Renewable Fuels Processing Guide
Chapter from the Renewable Fuels Processing Guide.
Triglycerides and fatty acids are converted to paraffinic hydrocarbons via three primary pathways:
1. HYDRODEOXYGENATION (HDO):
R-COOH + 3H2 → R-CH3 + 2H2O
• Removes oxygen as water
• Preserves carbon chain length (C18 fatty acid → C18 paraffin)
• Consumes the most H2 (3 mol H2 per carboxyl group)
• Dominant at high H2 pressure and with CoMo/NiMo catalysts
• Produces water — must manage water in reactor and separator
2. DECARBOXYLATION (DCO):
R-COOH → R-H + CO2
• Removes oxygen as CO2
• Loses one carbon (C18 fatty acid → C17 paraffin)

What you need to do:
1. According to the renewable fuels chapter, how much hydrogen does hydrodeoxygenation consume?
2. Retype the part of the renewable fuels chapter starting with "Triglycerides and fatty" and going on through "acid → C18 paraffin)".
3. Extend the renewable fuels chapter, picking up right after its last line.
The records have no connection to the renewable fuels chapter.

Entries:
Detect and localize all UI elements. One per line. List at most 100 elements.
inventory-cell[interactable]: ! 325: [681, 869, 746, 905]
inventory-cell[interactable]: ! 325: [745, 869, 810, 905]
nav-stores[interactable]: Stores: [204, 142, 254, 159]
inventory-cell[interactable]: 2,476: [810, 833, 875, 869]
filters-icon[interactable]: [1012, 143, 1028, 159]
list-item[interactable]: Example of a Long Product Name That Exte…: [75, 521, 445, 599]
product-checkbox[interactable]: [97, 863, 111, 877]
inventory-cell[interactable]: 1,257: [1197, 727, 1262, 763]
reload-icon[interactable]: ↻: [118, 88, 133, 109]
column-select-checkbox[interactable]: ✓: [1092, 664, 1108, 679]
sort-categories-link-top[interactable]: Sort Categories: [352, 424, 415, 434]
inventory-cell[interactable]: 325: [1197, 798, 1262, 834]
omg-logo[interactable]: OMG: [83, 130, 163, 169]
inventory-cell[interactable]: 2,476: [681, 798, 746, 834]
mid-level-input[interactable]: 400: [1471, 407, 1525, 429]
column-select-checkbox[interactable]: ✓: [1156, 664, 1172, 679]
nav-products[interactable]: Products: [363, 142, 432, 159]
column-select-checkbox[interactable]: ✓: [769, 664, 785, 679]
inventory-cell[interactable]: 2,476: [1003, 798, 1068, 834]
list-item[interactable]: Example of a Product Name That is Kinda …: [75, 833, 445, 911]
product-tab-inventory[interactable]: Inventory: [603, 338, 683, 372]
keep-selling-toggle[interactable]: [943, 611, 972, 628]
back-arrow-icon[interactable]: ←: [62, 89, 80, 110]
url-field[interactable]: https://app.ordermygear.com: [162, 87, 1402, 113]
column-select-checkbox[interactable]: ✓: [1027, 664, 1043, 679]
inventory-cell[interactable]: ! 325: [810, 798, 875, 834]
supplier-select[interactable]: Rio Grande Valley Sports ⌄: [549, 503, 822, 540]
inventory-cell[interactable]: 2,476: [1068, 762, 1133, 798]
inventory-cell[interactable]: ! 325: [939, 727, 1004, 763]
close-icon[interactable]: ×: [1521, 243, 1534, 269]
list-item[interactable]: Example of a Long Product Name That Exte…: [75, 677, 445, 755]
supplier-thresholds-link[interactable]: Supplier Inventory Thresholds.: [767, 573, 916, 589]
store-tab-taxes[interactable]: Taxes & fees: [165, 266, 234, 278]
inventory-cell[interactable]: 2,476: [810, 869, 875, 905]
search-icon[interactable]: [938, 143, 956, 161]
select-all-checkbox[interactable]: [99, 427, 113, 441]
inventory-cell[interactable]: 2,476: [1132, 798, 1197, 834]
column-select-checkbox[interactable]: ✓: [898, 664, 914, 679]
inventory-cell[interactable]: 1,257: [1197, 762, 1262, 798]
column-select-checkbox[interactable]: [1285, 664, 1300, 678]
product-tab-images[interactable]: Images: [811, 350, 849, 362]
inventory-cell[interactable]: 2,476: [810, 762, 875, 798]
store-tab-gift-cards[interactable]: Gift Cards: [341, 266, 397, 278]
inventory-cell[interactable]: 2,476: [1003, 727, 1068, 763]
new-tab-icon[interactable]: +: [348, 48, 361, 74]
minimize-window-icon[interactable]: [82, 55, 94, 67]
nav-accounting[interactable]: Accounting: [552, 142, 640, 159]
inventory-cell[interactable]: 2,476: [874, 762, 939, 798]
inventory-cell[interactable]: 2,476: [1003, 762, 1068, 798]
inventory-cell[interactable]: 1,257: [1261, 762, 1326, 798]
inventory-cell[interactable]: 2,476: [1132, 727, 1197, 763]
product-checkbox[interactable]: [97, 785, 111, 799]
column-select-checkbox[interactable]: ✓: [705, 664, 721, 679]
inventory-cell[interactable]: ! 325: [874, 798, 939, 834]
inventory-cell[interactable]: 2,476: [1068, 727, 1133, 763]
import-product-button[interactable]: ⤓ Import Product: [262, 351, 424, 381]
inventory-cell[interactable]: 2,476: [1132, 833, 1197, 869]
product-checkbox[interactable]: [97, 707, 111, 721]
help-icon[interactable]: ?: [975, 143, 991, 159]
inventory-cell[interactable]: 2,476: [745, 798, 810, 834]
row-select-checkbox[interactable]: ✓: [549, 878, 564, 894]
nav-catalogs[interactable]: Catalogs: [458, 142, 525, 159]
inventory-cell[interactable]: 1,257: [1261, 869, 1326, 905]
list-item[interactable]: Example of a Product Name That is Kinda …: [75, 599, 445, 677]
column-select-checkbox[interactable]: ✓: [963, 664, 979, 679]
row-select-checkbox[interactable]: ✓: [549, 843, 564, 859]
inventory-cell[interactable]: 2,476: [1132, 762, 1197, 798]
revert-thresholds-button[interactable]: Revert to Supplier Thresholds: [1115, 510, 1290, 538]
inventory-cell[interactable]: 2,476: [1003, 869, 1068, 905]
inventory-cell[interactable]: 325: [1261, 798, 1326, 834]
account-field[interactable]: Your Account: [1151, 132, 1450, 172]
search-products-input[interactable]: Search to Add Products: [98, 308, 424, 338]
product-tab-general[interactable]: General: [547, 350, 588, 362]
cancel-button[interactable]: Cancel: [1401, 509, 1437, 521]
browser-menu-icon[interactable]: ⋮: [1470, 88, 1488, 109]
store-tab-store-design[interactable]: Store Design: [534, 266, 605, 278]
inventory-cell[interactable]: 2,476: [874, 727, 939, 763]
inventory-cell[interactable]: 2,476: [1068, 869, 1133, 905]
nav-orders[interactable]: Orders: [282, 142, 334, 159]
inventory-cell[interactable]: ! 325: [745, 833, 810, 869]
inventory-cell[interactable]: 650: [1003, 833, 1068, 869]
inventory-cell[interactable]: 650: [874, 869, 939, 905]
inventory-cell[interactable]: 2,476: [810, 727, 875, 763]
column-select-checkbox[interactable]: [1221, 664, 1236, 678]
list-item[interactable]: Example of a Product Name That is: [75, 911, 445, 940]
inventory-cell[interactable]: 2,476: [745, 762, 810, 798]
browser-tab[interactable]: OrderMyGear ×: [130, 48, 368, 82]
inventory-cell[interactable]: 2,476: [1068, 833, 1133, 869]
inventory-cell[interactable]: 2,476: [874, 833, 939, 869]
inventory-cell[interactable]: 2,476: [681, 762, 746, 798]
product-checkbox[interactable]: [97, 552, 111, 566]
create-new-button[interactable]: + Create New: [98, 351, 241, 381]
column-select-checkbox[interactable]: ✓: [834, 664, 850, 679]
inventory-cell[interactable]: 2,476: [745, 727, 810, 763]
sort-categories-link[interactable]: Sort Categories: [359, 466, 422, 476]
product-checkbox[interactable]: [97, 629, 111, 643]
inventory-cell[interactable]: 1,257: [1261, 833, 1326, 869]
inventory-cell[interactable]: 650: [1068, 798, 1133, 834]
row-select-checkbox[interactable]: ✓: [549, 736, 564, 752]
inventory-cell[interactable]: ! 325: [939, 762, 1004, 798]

Expected outputs:
1. 3 mol H2 per carboxyl group.

2.
Triglycerides and fatty acids are converted to paraffinic hydrocarbons via three primary pathways:
1. HYDRODEOXYGENATION (HDO):
R-COOH + 3H2 → R-CH3 + 2H2O
• Removes oxygen as water
• Preserves carbon chain length (C18 fatty acid → C18 paraffin)

3.
• Consumes no H2 for the decarboxylation step itself
• Produces CO2 (and CO via reverse water-gas shift)
3. DECARBONYLATION (DCO'):
R-COOH → R-H + CO + H2O
• Removes oxygen as CO and water
• Also loses one carbon
• CO is a temporary catalyst inhibitor (reversible)
Product Carbon Number Signature:
• HDO pathway: even carbon numbers (C16, C18) from C16 and C18 fatty acids
• DCO/DCO' pathway: odd carbon numbers (C15, C17)
• Ratio of even/odd carbons indicates dominant pathway
Additional Reactions:
• ISOMERIZATION: n-paraffins → iso-paraffins (improves cold flow properties)
Requires bifunctional catalyst (metal + acid sites)
Critical for meeting cold flow specs (cloud point, pour point, CFPP)
• CRACKING: C18 → lighter products (naphtha, jet, lighter diesel)
Increases with temperature and acidity; controlled for SAF production
Source: Renewable_Fuels_Processing_Guide_v1.xlsx · sheet “Reaction Chemistry”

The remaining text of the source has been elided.